Recorded information ->

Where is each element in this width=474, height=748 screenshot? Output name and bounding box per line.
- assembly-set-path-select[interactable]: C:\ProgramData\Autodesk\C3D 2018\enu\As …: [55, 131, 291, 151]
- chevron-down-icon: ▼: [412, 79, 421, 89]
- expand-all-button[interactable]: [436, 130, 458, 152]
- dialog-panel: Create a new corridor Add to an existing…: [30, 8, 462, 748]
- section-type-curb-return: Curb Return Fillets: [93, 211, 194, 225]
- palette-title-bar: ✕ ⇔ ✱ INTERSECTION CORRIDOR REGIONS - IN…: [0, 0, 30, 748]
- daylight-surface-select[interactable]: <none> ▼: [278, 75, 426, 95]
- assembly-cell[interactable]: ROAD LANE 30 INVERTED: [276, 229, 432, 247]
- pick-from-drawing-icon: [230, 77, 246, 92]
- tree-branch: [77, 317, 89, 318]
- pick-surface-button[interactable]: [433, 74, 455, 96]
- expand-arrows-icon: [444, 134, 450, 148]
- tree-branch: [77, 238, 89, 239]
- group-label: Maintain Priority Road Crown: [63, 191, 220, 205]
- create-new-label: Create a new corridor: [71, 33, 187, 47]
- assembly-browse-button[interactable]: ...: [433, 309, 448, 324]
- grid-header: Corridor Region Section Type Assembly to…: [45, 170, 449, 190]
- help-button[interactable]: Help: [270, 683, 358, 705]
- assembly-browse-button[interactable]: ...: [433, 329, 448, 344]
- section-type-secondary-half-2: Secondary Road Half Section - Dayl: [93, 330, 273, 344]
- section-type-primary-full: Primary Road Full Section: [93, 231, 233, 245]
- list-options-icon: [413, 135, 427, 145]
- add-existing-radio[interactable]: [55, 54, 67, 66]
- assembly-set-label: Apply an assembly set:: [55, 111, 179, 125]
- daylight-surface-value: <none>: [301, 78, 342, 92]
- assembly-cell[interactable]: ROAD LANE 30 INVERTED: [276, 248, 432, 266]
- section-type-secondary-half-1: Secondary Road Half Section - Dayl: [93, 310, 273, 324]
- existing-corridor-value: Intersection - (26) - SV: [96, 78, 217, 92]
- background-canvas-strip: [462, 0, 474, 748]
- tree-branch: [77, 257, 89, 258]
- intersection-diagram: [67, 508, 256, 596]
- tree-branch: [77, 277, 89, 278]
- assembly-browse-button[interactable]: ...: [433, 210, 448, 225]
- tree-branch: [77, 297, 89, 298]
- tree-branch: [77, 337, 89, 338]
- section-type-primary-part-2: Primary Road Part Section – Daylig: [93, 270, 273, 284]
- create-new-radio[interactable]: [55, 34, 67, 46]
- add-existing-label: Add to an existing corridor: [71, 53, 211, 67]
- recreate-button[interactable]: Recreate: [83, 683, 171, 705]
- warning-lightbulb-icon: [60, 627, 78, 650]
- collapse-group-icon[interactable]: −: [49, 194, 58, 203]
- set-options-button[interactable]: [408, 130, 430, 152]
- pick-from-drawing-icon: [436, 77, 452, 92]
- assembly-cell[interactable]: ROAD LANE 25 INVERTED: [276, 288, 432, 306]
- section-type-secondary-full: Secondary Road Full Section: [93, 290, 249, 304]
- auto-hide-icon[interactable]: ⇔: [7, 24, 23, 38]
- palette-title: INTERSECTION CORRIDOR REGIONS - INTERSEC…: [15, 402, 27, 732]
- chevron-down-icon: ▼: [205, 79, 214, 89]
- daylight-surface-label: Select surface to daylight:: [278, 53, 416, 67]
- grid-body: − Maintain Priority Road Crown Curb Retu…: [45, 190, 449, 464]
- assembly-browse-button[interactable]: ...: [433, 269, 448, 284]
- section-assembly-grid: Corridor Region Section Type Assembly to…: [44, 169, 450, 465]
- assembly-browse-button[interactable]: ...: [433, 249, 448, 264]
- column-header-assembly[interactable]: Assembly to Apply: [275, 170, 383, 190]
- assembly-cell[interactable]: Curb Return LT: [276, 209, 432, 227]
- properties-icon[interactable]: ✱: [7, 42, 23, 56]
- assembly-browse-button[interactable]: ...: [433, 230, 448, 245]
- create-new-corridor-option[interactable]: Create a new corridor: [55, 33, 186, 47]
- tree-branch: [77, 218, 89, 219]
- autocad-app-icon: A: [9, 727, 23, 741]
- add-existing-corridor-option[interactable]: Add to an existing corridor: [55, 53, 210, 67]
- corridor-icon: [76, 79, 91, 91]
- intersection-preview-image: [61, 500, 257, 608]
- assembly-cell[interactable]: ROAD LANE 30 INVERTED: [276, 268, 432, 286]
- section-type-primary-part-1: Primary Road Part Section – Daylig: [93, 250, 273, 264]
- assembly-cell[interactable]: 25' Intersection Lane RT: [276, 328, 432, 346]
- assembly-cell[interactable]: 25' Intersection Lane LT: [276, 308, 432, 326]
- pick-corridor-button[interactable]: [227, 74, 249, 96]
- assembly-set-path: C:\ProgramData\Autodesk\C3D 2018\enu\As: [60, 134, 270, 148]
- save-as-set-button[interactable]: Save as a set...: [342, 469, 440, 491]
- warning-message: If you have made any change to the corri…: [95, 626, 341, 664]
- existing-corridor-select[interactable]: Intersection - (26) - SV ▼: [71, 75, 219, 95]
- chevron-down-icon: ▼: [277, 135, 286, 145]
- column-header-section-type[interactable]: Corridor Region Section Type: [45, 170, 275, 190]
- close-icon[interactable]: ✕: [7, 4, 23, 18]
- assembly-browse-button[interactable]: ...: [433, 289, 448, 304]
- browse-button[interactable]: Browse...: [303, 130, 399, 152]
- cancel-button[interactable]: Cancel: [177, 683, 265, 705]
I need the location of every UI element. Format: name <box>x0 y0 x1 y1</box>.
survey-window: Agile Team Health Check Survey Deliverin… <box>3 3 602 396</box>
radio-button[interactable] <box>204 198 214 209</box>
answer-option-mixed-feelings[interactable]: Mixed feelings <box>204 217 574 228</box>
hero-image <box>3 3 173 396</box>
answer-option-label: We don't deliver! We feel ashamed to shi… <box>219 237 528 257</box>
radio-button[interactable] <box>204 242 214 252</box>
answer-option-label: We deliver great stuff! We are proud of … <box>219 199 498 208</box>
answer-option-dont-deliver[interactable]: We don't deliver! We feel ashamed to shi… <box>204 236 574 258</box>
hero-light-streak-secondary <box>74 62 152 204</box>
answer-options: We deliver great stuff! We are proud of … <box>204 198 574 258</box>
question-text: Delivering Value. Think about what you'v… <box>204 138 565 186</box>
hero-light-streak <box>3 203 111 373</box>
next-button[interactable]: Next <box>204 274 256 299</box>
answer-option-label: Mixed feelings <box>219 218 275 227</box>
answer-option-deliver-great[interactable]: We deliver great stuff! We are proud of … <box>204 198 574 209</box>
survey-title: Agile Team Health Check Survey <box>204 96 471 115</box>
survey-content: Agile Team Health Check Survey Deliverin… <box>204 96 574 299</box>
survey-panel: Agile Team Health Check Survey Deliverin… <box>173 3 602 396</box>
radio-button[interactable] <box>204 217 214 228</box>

Problem -> Repeat every line of the records above verbatim, with nothing altered, added or left out.

The completed task ->
Where is each element in this width=474, height=748 screenshot? Output name and bounding box per line.
- assembly-set-path-select[interactable]: C:\ProgramData\Autodesk\C3D 2018\enu\As …: [55, 131, 291, 151]
- chevron-down-icon: ▼: [412, 79, 421, 89]
- expand-all-button[interactable]: [436, 130, 458, 152]
- dialog-panel: Create a new corridor Add to an existing…: [30, 8, 462, 748]
- section-type-curb-return: Curb Return Fillets: [93, 211, 194, 225]
- palette-title-bar: ✕ ⇔ ✱ INTERSECTION CORRIDOR REGIONS - IN…: [0, 0, 30, 748]
- daylight-surface-select[interactable]: <none> ▼: [278, 75, 426, 95]
- assembly-cell[interactable]: ROAD LANE 30 INVERTED: [276, 229, 432, 247]
- pick-from-drawing-icon: [230, 77, 246, 92]
- tree-branch: [77, 317, 89, 318]
- pick-surface-button[interactable]: [433, 74, 455, 96]
- expand-arrows-icon: [444, 134, 450, 148]
- tree-branch: [77, 238, 89, 239]
- group-label: Maintain Priority Road Crown: [63, 191, 220, 205]
- create-new-label: Create a new corridor: [71, 33, 187, 47]
- assembly-browse-button[interactable]: ...: [433, 309, 448, 324]
- grid-header: Corridor Region Section Type Assembly to…: [45, 170, 449, 190]
- help-button[interactable]: Help: [270, 683, 358, 705]
- assembly-browse-button[interactable]: ...: [433, 329, 448, 344]
- section-type-secondary-half-2: Secondary Road Half Section - Dayl: [93, 330, 273, 344]
- section-type-primary-full: Primary Road Full Section: [93, 231, 233, 245]
- list-options-icon: [413, 135, 427, 145]
- add-existing-radio[interactable]: [55, 54, 67, 66]
- assembly-set-label: Apply an assembly set:: [55, 111, 179, 125]
- daylight-surface-value: <none>: [301, 78, 342, 92]
- assembly-cell[interactable]: ROAD LANE 30 INVERTED: [276, 248, 432, 266]
- section-type-secondary-half-1: Secondary Road Half Section - Dayl: [93, 310, 273, 324]
- existing-corridor-value: Intersection - (26) - SV: [96, 78, 217, 92]
- background-canvas-strip: [462, 0, 474, 748]
- tree-branch: [77, 257, 89, 258]
- intersection-diagram: [67, 508, 256, 596]
- tree-branch: [77, 277, 89, 278]
- assembly-browse-button[interactable]: ...: [433, 210, 448, 225]
- tree-branch: [77, 297, 89, 298]
- tree-branch: [77, 337, 89, 338]
- section-type-primary-part-2: Primary Road Part Section – Daylig: [93, 270, 273, 284]
- create-new-radio[interactable]: [55, 34, 67, 46]
- add-existing-label: Add to an existing corridor: [71, 53, 211, 67]
- recreate-button[interactable]: Recreate: [83, 683, 171, 705]
- warning-lightbulb-icon: [60, 627, 78, 650]
- collapse-group-icon[interactable]: −: [49, 194, 58, 203]
- set-options-button[interactable]: [408, 130, 430, 152]
- pick-from-drawing-icon: [436, 77, 452, 92]
- assembly-cell[interactable]: ROAD LANE 25 INVERTED: [276, 288, 432, 306]
- section-type-secondary-full: Secondary Road Full Section: [93, 290, 249, 304]
- auto-hide-icon[interactable]: ⇔: [7, 24, 23, 38]
- palette-title: INTERSECTION CORRIDOR REGIONS - INTERSEC…: [15, 402, 27, 732]
- chevron-down-icon: ▼: [205, 79, 214, 89]
- daylight-surface-label: Select surface to daylight:: [278, 53, 416, 67]
- grid-body: − Maintain Priority Road Crown Curb Retu…: [45, 190, 449, 464]
- assembly-browse-button[interactable]: ...: [433, 269, 448, 284]
- section-assembly-grid: Corridor Region Section Type Assembly to…: [44, 169, 450, 465]
- assembly-browse-button[interactable]: ...: [433, 249, 448, 264]
- column-header-assembly[interactable]: Assembly to Apply: [275, 170, 383, 190]
- assembly-cell[interactable]: Curb Return LT: [276, 209, 432, 227]
- properties-icon[interactable]: ✱: [7, 42, 23, 56]
- assembly-browse-button[interactable]: ...: [433, 230, 448, 245]
- create-new-corridor-option[interactable]: Create a new corridor: [55, 33, 186, 47]
- tree-branch: [77, 218, 89, 219]
- autocad-app-icon: A: [9, 727, 23, 741]
- add-existing-corridor-option[interactable]: Add to an existing corridor: [55, 53, 210, 67]
- corridor-icon: [76, 79, 91, 91]
- intersection-preview-image: [61, 500, 257, 608]
- assembly-cell[interactable]: ROAD LANE 30 INVERTED: [276, 268, 432, 286]
- section-type-primary-part-1: Primary Road Part Section – Daylig: [93, 250, 273, 264]
- assembly-cell[interactable]: 25' Intersection Lane RT: [276, 328, 432, 346]
- assembly-cell[interactable]: 25' Intersection Lane LT: [276, 308, 432, 326]
- pick-corridor-button[interactable]: [227, 74, 249, 96]
- assembly-set-path: C:\ProgramData\Autodesk\C3D 2018\enu\As: [60, 134, 270, 148]
- save-as-set-button[interactable]: Save as a set...: [342, 469, 440, 491]
- warning-message: If you have made any change to the corri…: [95, 626, 341, 664]
- existing-corridor-select[interactable]: Intersection - (26) - SV ▼: [71, 75, 219, 95]
- chevron-down-icon: ▼: [277, 135, 286, 145]
- column-header-section-type[interactable]: Corridor Region Section Type: [45, 170, 275, 190]
- close-icon[interactable]: ✕: [7, 4, 23, 18]
- assembly-browse-button[interactable]: ...: [433, 289, 448, 304]
- browse-button[interactable]: Browse...: [303, 130, 399, 152]
- cancel-button[interactable]: Cancel: [177, 683, 265, 705]
I need the location of every UI element. Format: name <box>x0 y0 x1 y1</box>.
survey-window: Agile Team Health Check Survey Deliverin… <box>3 3 602 396</box>
radio-button[interactable] <box>204 198 214 209</box>
answer-option-mixed-feelings[interactable]: Mixed feelings <box>204 217 574 228</box>
hero-image <box>3 3 173 396</box>
answer-option-label: We don't deliver! We feel ashamed to shi… <box>219 237 528 257</box>
radio-button[interactable] <box>204 242 214 252</box>
answer-option-label: We deliver great stuff! We are proud of … <box>219 199 498 208</box>
answer-option-dont-deliver[interactable]: We don't deliver! We feel ashamed to shi… <box>204 236 574 258</box>
hero-light-streak-secondary <box>74 62 152 204</box>
answer-options: We deliver great stuff! We are proud of … <box>204 198 574 258</box>
question-text: Delivering Value. Think about what you'v… <box>204 138 565 186</box>
hero-light-streak <box>3 203 111 373</box>
next-button[interactable]: Next <box>204 274 256 299</box>
answer-option-label: Mixed feelings <box>219 218 275 227</box>
answer-option-deliver-great[interactable]: We deliver great stuff! We are proud of … <box>204 198 574 209</box>
survey-title: Agile Team Health Check Survey <box>204 96 471 115</box>
survey-content: Agile Team Health Check Survey Deliverin… <box>204 96 574 299</box>
survey-panel: Agile Team Health Check Survey Deliverin… <box>173 3 602 396</box>
radio-button[interactable] <box>204 217 214 228</box>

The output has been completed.